## WHAT IS BEING ASKED:
Give the number of lines that include the word "проекта", and nothing else.

## RECORDS TO USE:

+++

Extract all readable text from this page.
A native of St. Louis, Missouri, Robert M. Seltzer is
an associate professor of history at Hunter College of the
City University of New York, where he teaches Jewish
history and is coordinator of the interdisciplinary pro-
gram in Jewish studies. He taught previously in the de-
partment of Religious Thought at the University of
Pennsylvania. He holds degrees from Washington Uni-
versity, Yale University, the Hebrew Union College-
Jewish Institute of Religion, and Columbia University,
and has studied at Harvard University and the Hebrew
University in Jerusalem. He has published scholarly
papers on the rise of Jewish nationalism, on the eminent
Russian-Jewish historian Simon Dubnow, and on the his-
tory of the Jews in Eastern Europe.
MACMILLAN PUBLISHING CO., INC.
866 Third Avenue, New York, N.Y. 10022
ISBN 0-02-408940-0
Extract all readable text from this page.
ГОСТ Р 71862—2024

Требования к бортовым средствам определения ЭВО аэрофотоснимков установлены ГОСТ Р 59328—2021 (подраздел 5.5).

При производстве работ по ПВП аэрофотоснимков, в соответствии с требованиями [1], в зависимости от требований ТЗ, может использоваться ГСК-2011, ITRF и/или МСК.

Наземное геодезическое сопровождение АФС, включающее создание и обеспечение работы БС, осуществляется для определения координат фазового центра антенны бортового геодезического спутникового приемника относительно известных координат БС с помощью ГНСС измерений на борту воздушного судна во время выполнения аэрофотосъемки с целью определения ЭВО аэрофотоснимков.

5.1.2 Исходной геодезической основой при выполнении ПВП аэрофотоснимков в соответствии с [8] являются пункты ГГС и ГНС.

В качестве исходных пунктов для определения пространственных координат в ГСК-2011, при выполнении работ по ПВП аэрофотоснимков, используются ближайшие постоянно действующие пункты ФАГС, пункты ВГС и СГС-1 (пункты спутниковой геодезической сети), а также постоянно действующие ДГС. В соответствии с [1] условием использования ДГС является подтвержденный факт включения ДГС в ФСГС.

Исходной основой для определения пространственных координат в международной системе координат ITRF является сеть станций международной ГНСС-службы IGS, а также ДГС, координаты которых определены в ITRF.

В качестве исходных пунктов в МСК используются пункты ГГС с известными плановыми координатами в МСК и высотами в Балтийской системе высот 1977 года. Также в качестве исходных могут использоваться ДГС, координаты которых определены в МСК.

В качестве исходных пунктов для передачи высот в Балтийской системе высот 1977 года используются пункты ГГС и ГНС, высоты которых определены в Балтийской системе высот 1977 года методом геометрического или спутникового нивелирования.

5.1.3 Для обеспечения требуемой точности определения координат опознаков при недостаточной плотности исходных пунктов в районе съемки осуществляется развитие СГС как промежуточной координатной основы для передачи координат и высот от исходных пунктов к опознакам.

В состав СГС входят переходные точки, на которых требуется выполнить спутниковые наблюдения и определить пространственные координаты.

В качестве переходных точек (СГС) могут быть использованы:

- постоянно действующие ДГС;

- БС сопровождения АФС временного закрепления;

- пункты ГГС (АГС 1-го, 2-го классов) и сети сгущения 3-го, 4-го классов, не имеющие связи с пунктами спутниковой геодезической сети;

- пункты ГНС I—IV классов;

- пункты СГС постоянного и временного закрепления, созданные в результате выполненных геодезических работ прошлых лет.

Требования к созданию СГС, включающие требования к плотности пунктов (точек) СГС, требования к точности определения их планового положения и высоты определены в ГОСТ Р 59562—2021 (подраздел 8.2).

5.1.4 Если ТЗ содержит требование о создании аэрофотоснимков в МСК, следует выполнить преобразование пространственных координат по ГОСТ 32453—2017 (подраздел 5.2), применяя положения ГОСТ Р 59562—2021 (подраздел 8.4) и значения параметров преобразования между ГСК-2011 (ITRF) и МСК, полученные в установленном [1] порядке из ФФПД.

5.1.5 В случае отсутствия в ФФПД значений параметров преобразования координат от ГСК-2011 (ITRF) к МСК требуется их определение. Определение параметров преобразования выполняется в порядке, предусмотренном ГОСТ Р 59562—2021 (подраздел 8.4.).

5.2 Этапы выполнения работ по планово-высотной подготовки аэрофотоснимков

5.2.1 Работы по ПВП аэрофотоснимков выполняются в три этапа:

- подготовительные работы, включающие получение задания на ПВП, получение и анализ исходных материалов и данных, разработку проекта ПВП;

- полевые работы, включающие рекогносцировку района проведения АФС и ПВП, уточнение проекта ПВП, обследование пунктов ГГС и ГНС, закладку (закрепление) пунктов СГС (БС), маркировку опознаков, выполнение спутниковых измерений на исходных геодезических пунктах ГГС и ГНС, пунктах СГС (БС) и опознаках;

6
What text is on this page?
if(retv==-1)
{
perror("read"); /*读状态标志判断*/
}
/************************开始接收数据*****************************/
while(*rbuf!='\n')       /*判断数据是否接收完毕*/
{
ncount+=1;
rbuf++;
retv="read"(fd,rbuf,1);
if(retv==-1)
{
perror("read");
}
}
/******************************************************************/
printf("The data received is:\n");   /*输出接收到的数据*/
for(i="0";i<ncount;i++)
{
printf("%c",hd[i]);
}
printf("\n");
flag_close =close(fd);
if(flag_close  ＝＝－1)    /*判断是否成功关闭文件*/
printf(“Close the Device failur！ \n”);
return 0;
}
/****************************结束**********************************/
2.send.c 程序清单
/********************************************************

+++

## REPLY:
2